##### RECORDS SHOWN #####
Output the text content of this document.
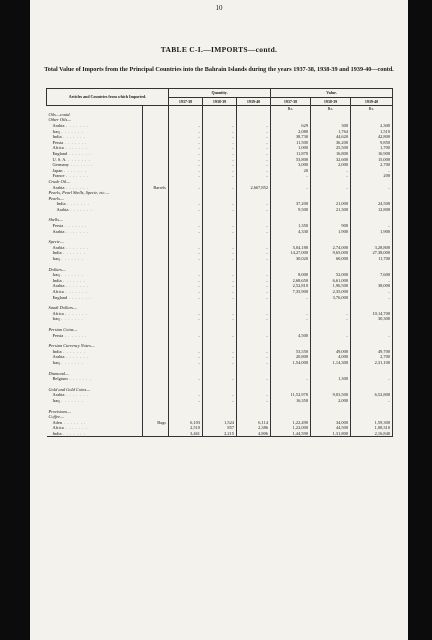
10
TABLE C-I.—IMPORTS—contd.
Total Value of Imports from the Principal Countries into the Bahrain Islands during the years 1937-38, 1938-39 and 1939-40—contd.
Articles and Countries from which Imported.		Quantity.			Value.		
		1937-38	1938-39	1939-40	1937-38	1938-39	1939-40
					Rs.	Rs.	Rs.
Oils—contd.							
Other Oils—							
Arabia . . .		..	..	..	629	300	2,300
Iraq . . .		..	..	..	2,080	1,764	1,510
India . . .		..	..	..	38,730	44,620	42,800
Persia . . .		..	..	..	11,500	36,200	9,850
Africa . . .		..	..	..	1,000	25,500	1,700
England . . .		..	..	..	11,870	16,800	16,900
U. S. A. . . .		..	..	..	53,800	32,600	15,000
Germany . . .		..	..	..	3,000	2,000	2,700
Japan . . .		..	..	..	20	..	..
France . . .		..	..	..	..	..	200
Crude Oil—							
Arabia . . .	Barrels	..	..	2,667,852	..	..	..
Pearls, Pearl Shells, Specie, etc.—							
Pearls—							
India . . .		..	..	..	37,200	21,000	24,500
Arabia . . .		..	..	..	9,500	21,300	12,800

Shells—							
Persia . . .		..	..	..	1,350	900	..
Arabia . . .		..	..	..	4,330	1,900	1,900

Specie—							
Arabia . . .		..	..	..	5,04,180	2,74,000	3,28,800
India . . .		..	..	..	14,27,000	9,65,000	27,38,000
Iraq . . .		..	..	..	30,020	60,000	11,700

Dollars—							
Iraq . . .		..	..	..	8,000	52,000	7,600
India . . .		..	..	..	2,68,650	6,61,000	..
Arabia . . .		..	..	..	2,52,810	1,96,500	38,000
Africa . . .		..	..	..	7,35,900	2,35,000	..
England . . .		..	..	..	..	3,76,000	..

Saudi Dollars—							
Africa . . .		..	..	..	..	..	10,14,700
Iraq . . .		..	..	..	..	..	30,300

Persian Coins—							
Persia . . .		..	..	..	4,500	..	..

Persian Currency Notes—							
India . . .		..	..	..	53,550	49,000	49,700
Arabia . . .		..	..	..	20,800	4,000	2,700
Iraq . . .		..	..	..	1,54,000	1,14,300	2,31,100

Diamond—							
Belgium . . .		..	..	..	..	1,300	..

Gold and Gold Coins—							
Arabia . . .		..	..	..	11,52,970	9,03,500	6,52,800
Iraq . . .		..	..	..	16,350	2,000	..

Provisions—							
Coffee—							
Aden . . .	Bags	6,103	1,524	6,114	1,22,490	34,000	1,59,300
Africa . . .		2,510	857	2,386	1,22,000	44,500	1,08,310
India . . .		3,461	2,215	4,806	1,44,590	1,31,800	2,16,840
#####
» **WHAT IS BEING ASKED**
What is the number of lines above that hold the string "from"? Answer with that number alone.

» **RESULT**
2